### WHAT YOU ARE ASKED TO DO
Write out the entries verbatim and leave the images out of the copy.

Data items:
* * * *

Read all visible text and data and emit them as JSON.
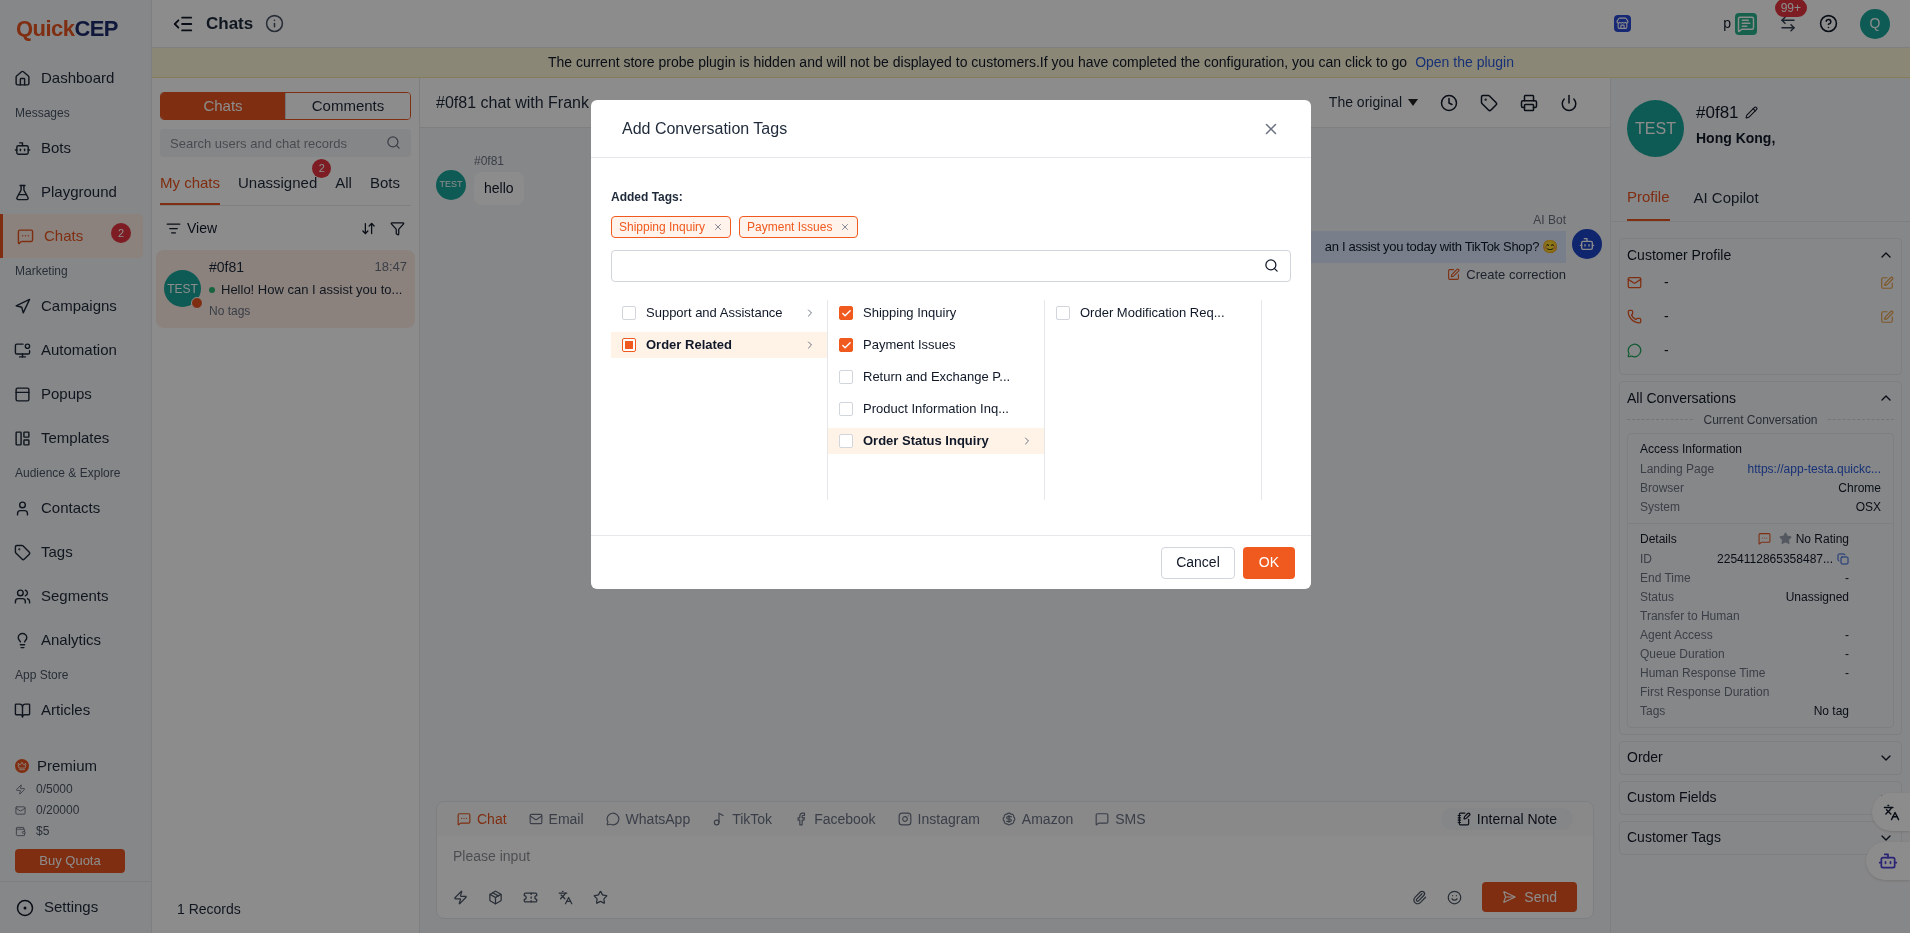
{
  "logo": {
    "first": "Quick",
    "second": "CEP"
  },
  "sidebar": {
    "nav": [
      {
        "kind": "item",
        "label": "Dashboard",
        "selected": false
      },
      {
        "kind": "section",
        "label": "Messages"
      },
      {
        "kind": "item",
        "label": "Bots",
        "selected": false
      },
      {
        "kind": "item",
        "label": "Playground",
        "selected": false
      },
      {
        "kind": "item",
        "label": "Chats",
        "selected": true,
        "badge": "2"
      },
      {
        "kind": "section",
        "label": "Marketing"
      },
      {
        "kind": "item",
        "label": "Campaigns",
        "selected": false
      },
      {
        "kind": "item",
        "label": "Automation",
        "selected": false
      },
      {
        "kind": "item",
        "label": "Popups",
        "selected": false
      },
      {
        "kind": "item",
        "label": "Templates",
        "selected": false
      },
      {
        "kind": "section",
        "label": "Audience & Explore"
      },
      {
        "kind": "item",
        "label": "Contacts",
        "selected": false
      },
      {
        "kind": "item",
        "label": "Tags",
        "selected": false
      },
      {
        "kind": "item",
        "label": "Segments",
        "selected": false
      },
      {
        "kind": "item",
        "label": "Analytics",
        "selected": false
      },
      {
        "kind": "section",
        "label": "App Store"
      },
      {
        "kind": "item",
        "label": "Articles",
        "selected": false
      }
    ],
    "plan": {
      "name": "Premium",
      "quotas": [
        "0/5000",
        "0/20000",
        "$5"
      ],
      "button": "Buy Quota"
    },
    "settings": "Settings"
  },
  "header": {
    "title": "Chats",
    "user_label": "p",
    "notification_badge": "99+",
    "avatar": "Q"
  },
  "banner": {
    "text": "The current store probe plugin is hidden and will not be displayed to customers.If you have completed the configuration, you can click to go",
    "link": "Open the plugin"
  },
  "chat_list": {
    "tabs": [
      {
        "label": "Chats",
        "selected": true
      },
      {
        "label": "Comments",
        "selected": false
      }
    ],
    "search_placeholder": "Search users and chat records",
    "filters": [
      {
        "label": "My chats",
        "selected": true
      },
      {
        "label": "Unassigned",
        "selected": false,
        "badge": "2"
      },
      {
        "label": "All",
        "selected": false
      },
      {
        "label": "Bots",
        "selected": false
      }
    ],
    "view_label": "View",
    "chats": [
      {
        "name": "#0f81",
        "time": "18:47",
        "preview": "Hello! How can I assist you to...",
        "tags": "No tags",
        "avatar": "TEST",
        "selected": true,
        "online": true
      }
    ],
    "records": "1 Records"
  },
  "conversation": {
    "title": "#0f81 chat with Frank",
    "translation": "The original",
    "messages": [
      {
        "kind": "user",
        "sender": "#0f81",
        "avatar": "TEST",
        "text": "hello"
      },
      {
        "kind": "bot",
        "sender": "AI Bot",
        "text": "an I assist you today with TikTok Shop? 😊",
        "action": "Create correction"
      }
    ],
    "channels": [
      {
        "label": "Chat",
        "selected": true
      },
      {
        "label": "Email",
        "selected": false
      },
      {
        "label": "WhatsApp",
        "selected": false
      },
      {
        "label": "TikTok",
        "selected": false
      },
      {
        "label": "Facebook",
        "selected": false
      },
      {
        "label": "Instagram",
        "selected": false
      },
      {
        "label": "Amazon",
        "selected": false
      },
      {
        "label": "SMS",
        "selected": false
      }
    ],
    "internal_note": "Internal Note",
    "input_placeholder": "Please input",
    "send": "Send"
  },
  "profile": {
    "avatar": "TEST",
    "name": "#0f81",
    "location": "Hong Kong,",
    "tabs": [
      {
        "label": "Profile",
        "selected": true
      },
      {
        "label": "AI Copilot",
        "selected": false
      }
    ],
    "customer_profile": {
      "title": "Customer Profile",
      "expanded": true,
      "fields": [
        "-",
        "-",
        "-"
      ]
    },
    "conversations": {
      "title": "All Conversations",
      "expanded": true,
      "divider": "Current Conversation",
      "access": {
        "title": "Access Information",
        "rows": [
          {
            "label": "Landing Page",
            "value": "https://app-testa.quickc...",
            "kind": "link"
          },
          {
            "label": "Browser",
            "value": "Chrome",
            "kind": "text"
          },
          {
            "label": "System",
            "value": "OSX",
            "kind": "text"
          }
        ]
      },
      "details": {
        "title": "Details",
        "rating": "No Rating",
        "rows": [
          {
            "label": "ID",
            "value": "2254112865358487...",
            "kind": "copy"
          },
          {
            "label": "End Time",
            "value": "-",
            "kind": "text"
          },
          {
            "label": "Status",
            "value": "Unassigned",
            "kind": "text"
          },
          {
            "label": "Transfer to Human"
          },
          {
            "label": "Agent Access",
            "value": "-",
            "kind": "text"
          },
          {
            "label": "Queue Duration",
            "value": "-",
            "kind": "text"
          },
          {
            "label": "Human Response Time",
            "value": "-",
            "kind": "text"
          },
          {
            "label": "First Response Duration"
          },
          {
            "label": "Tags",
            "value": "No tag",
            "kind": "text"
          }
        ]
      }
    },
    "sections": [
      {
        "title": "Order",
        "expanded": false
      },
      {
        "title": "Custom Fields",
        "expanded": false
      },
      {
        "title": "Customer Tags",
        "expanded": false
      }
    ]
  },
  "dialog": {
    "title": "Add Conversation Tags",
    "added_label": "Added Tags:",
    "added_tags": [
      "Shipping Inquiry",
      "Payment Issues"
    ],
    "columns": [
      [
        {
          "label": "Support and Assistance",
          "checked": false,
          "indeterminate": false,
          "has_children": true,
          "selected": false
        },
        {
          "label": "Order Related",
          "checked": false,
          "indeterminate": true,
          "has_children": true,
          "selected": true
        }
      ],
      [
        {
          "label": "Shipping Inquiry",
          "checked": true,
          "indeterminate": false,
          "has_children": false,
          "selected": false
        },
        {
          "label": "Payment Issues",
          "checked": true,
          "indeterminate": false,
          "has_children": false,
          "selected": false
        },
        {
          "label": "Return and Exchange P...",
          "checked": false,
          "indeterminate": false,
          "has_children": false,
          "selected": false
        },
        {
          "label": "Product Information Inq...",
          "checked": false,
          "indeterminate": false,
          "has_children": false,
          "selected": false
        },
        {
          "label": "Order Status Inquiry",
          "checked": false,
          "indeterminate": false,
          "has_children": true,
          "selected": true
        }
      ],
      [
        {
          "label": "Order Modification Req...",
          "checked": false,
          "indeterminate": false,
          "has_children": false,
          "selected": false
        }
      ]
    ],
    "cancel": "Cancel",
    "ok": "OK"
  }
}
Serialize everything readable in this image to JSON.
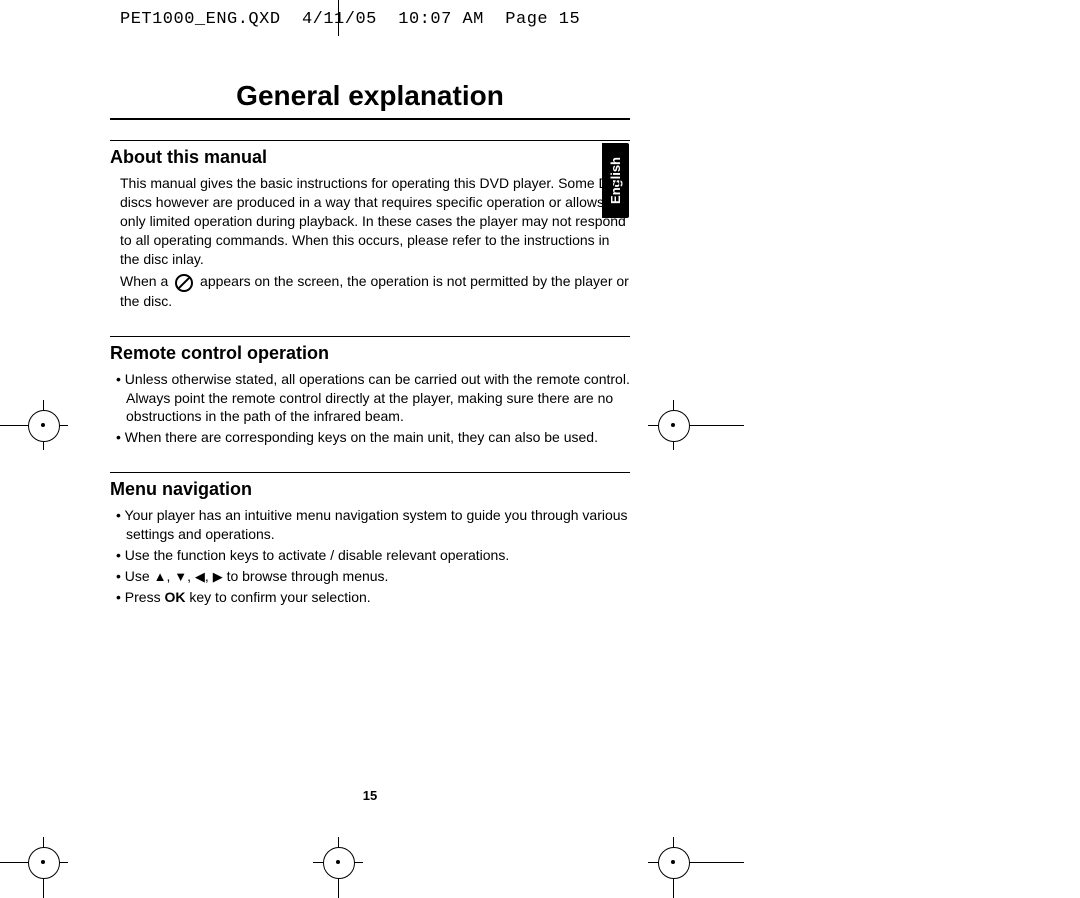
{
  "header": {
    "filename": "PET1000_ENG.QXD",
    "date": "4/11/05",
    "time": "10:07 AM",
    "page_label": "Page 15"
  },
  "lang_tab": "English",
  "page_title": "General explanation",
  "sections": {
    "about": {
      "title": "About this manual",
      "para1": "This manual gives the basic instructions for operating this DVD player. Some DVD discs however are produced in a way that requires specific operation or allows only limited operation during playback. In these cases the player may not respond to all operating commands. When this occurs, please refer to the instructions in the disc inlay.",
      "when_a": "When a",
      "after_icon": "appears on the screen, the operation is not permitted by the player or the disc."
    },
    "remote": {
      "title": "Remote control operation",
      "bullets": [
        "Unless otherwise stated, all operations can be carried out with the remote control. Always point the remote control directly at the player, making sure there are no obstructions in the path of the infrared beam.",
        "When there are corresponding keys on the main unit, they can also be used."
      ]
    },
    "menu": {
      "title": "Menu navigation",
      "bullets": {
        "b1": "Your player has an intuitive menu navigation system to guide you through various settings and operations.",
        "b2": "Use the function keys to activate / disable relevant operations.",
        "b3_pre": "Use ",
        "b3_post": " to browse through menus.",
        "b4_pre": "Press ",
        "b4_bold": "OK",
        "b4_post": " key to confirm your selection."
      }
    }
  },
  "page_number": "15"
}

* * * *

### FINISHED TASK
Read all visible text and data and emit them as JSON.
{
  "logo": {
    "first": "Quick",
    "second": "CEP"
  },
  "sidebar": {
    "nav": [
      {
        "kind": "item",
        "label": "Dashboard",
        "selected": false
      },
      {
        "kind": "section",
        "label": "Messages"
      },
      {
        "kind": "item",
        "label": "Bots",
        "selected": false
      },
      {
        "kind": "item",
        "label": "Playground",
        "selected": false
      },
      {
        "kind": "item",
        "label": "Chats",
        "selected": true,
        "badge": "2"
      },
      {
        "kind": "section",
        "label": "Marketing"
      },
      {
        "kind": "item",
        "label": "Campaigns",
        "selected": false
      },
      {
        "kind": "item",
        "label": "Automation",
        "selected": false
      },
      {
        "kind": "item",
        "label": "Popups",
        "selected": false
      },
      {
        "kind": "item",
        "label": "Templates",
        "selected": false
      },
      {
        "kind": "section",
        "label": "Audience & Explore"
      },
      {
        "kind": "item",
        "label": "Contacts",
        "selected": false
      },
      {
        "kind": "item",
        "label": "Tags",
        "selected": false
      },
      {
        "kind": "item",
        "label": "Segments",
        "selected": false
      },
      {
        "kind": "item",
        "label": "Analytics",
        "selected": false
      },
      {
        "kind": "section",
        "label": "App Store"
      },
      {
        "kind": "item",
        "label": "Articles",
        "selected": false
      }
    ],
    "plan": {
      "name": "Premium",
      "quotas": [
        "0/5000",
        "0/20000",
        "$5"
      ],
      "button": "Buy Quota"
    },
    "settings": "Settings"
  },
  "header": {
    "title": "Chats",
    "user_label": "p",
    "notification_badge": "99+",
    "avatar": "Q"
  },
  "banner": {
    "text": "The current store probe plugin is hidden and will not be displayed to customers.If you have completed the configuration, you can click to go",
    "link": "Open the plugin"
  },
  "chat_list": {
    "tabs": [
      {
        "label": "Chats",
        "selected": true
      },
      {
        "label": "Comments",
        "selected": false
      }
    ],
    "search_placeholder": "Search users and chat records",
    "filters": [
      {
        "label": "My chats",
        "selected": true
      },
      {
        "label": "Unassigned",
        "selected": false,
        "badge": "2"
      },
      {
        "label": "All",
        "selected": false
      },
      {
        "label": "Bots",
        "selected": false
      }
    ],
    "view_label": "View",
    "chats": [
      {
        "name": "#0f81",
        "time": "18:47",
        "preview": "Hello! How can I assist you to...",
        "tags": "No tags",
        "avatar": "TEST",
        "selected": true,
        "online": true
      }
    ],
    "records": "1 Records"
  },
  "conversation": {
    "title": "#0f81 chat with Frank",
    "translation": "The original",
    "messages": [
      {
        "kind": "user",
        "sender": "#0f81",
        "avatar": "TEST",
        "text": "hello"
      },
      {
        "kind": "bot",
        "sender": "AI Bot",
        "text": "an I assist you today with TikTok Shop? 😊",
        "action": "Create correction"
      }
    ],
    "channels": [
      {
        "label": "Chat",
        "selected": true
      },
      {
        "label": "Email",
        "selected": false
      },
      {
        "label": "WhatsApp",
        "selected": false
      },
      {
        "label": "TikTok",
        "selected": false
      },
      {
        "label": "Facebook",
        "selected": false
      },
      {
        "label": "Instagram",
        "selected": false
      },
      {
        "label": "Amazon",
        "selected": false
      },
      {
        "label": "SMS",
        "selected": false
      }
    ],
    "internal_note": "Internal Note",
    "input_placeholder": "Please input",
    "send": "Send"
  },
  "profile": {
    "avatar": "TEST",
    "name": "#0f81",
    "location": "Hong Kong,",
    "tabs": [
      {
        "label": "Profile",
        "selected": true
      },
      {
        "label": "AI Copilot",
        "selected": false
      }
    ],
    "customer_profile": {
      "title": "Customer Profile",
      "expanded": true,
      "fields": [
        "-",
        "-",
        "-"
      ]
    },
    "conversations": {
      "title": "All Conversations",
      "expanded": true,
      "divider": "Current Conversation",
      "access": {
        "title": "Access Information",
        "rows": [
          {
            "label": "Landing Page",
            "value": "https://app-testa.quickc...",
            "kind": "link"
          },
          {
            "label": "Browser",
            "value": "Chrome",
            "kind": "text"
          },
          {
            "label": "System",
            "value": "OSX",
            "kind": "text"
          }
        ]
      },
      "details": {
        "title": "Details",
        "rating": "No Rating",
        "rows": [
          {
            "label": "ID",
            "value": "2254112865358487...",
            "kind": "copy"
          },
          {
            "label": "End Time",
            "value": "-",
            "kind": "text"
          },
          {
            "label": "Status",
            "value": "Unassigned",
            "kind": "text"
          },
          {
            "label": "Transfer to Human"
          },
          {
            "label": "Agent Access",
            "value": "-",
            "kind": "text"
          },
          {
            "label": "Queue Duration",
            "value": "-",
            "kind": "text"
          },
          {
            "label": "Human Response Time",
            "value": "-",
            "kind": "text"
          },
          {
            "label": "First Response Duration"
          },
          {
            "label": "Tags",
            "value": "No tag",
            "kind": "text"
          }
        ]
      }
    },
    "sections": [
      {
        "title": "Order",
        "expanded": false
      },
      {
        "title": "Custom Fields",
        "expanded": false
      },
      {
        "title": "Customer Tags",
        "expanded": false
      }
    ]
  },
  "dialog": {
    "title": "Add Conversation Tags",
    "added_label": "Added Tags:",
    "added_tags": [
      "Shipping Inquiry",
      "Payment Issues"
    ],
    "columns": [
      [
        {
          "label": "Support and Assistance",
          "checked": false,
          "indeterminate": false,
          "has_children": true,
          "selected": false
        },
        {
          "label": "Order Related",
          "checked": false,
          "indeterminate": true,
          "has_children": true,
          "selected": true
        }
      ],
      [
        {
          "label": "Shipping Inquiry",
          "checked": true,
          "indeterminate": false,
          "has_children": false,
          "selected": false
        },
        {
          "label": "Payment Issues",
          "checked": true,
          "indeterminate": false,
          "has_children": false,
          "selected": false
        },
        {
          "label": "Return and Exchange P...",
          "checked": false,
          "indeterminate": false,
          "has_children": false,
          "selected": false
        },
        {
          "label": "Product Information Inq...",
          "checked": false,
          "indeterminate": false,
          "has_children": false,
          "selected": false
        },
        {
          "label": "Order Status Inquiry",
          "checked": false,
          "indeterminate": false,
          "has_children": true,
          "selected": true
        }
      ],
      [
        {
          "label": "Order Modification Req...",
          "checked": false,
          "indeterminate": false,
          "has_children": false,
          "selected": false
        }
      ]
    ],
    "cancel": "Cancel",
    "ok": "OK"
  }
}
Serialize everything readable in this image to JSON.
{
  "header": {
    "filename": "PET1000_ENG.QXD",
    "date": "4/11/05",
    "time": "10:07 AM",
    "page_label": "Page 15"
  },
  "lang_tab": "English",
  "page_title": "General explanation",
  "sections": {
    "about": {
      "title": "About this manual",
      "para1": "This manual gives the basic instructions for operating this DVD player. Some DVD discs however are produced in a way that requires specific operation or allows only limited operation during playback. In these cases the player may not respond to all operating commands. When this occurs, please refer to the instructions in the disc inlay.",
      "when_a": "When a",
      "after_icon": "appears on the screen, the operation is not permitted by the player or the disc."
    },
    "remote": {
      "title": "Remote control operation",
      "bullets": [
        "Unless otherwise stated, all operations can be carried out with the remote control. Always point the remote control directly at the player, making sure there are no obstructions in the path of the infrared beam.",
        "When there are corresponding keys on the main unit, they can also be used."
      ]
    },
    "menu": {
      "title": "Menu navigation",
      "bullets": {
        "b1": "Your player has an intuitive menu navigation system to guide you through various settings and operations.",
        "b2": "Use the function keys to activate / disable relevant operations.",
        "b3_pre": "Use ",
        "b3_post": " to browse through menus.",
        "b4_pre": "Press ",
        "b4_bold": "OK",
        "b4_post": " key to confirm your selection."
      }
    }
  },
  "page_number": "15"
}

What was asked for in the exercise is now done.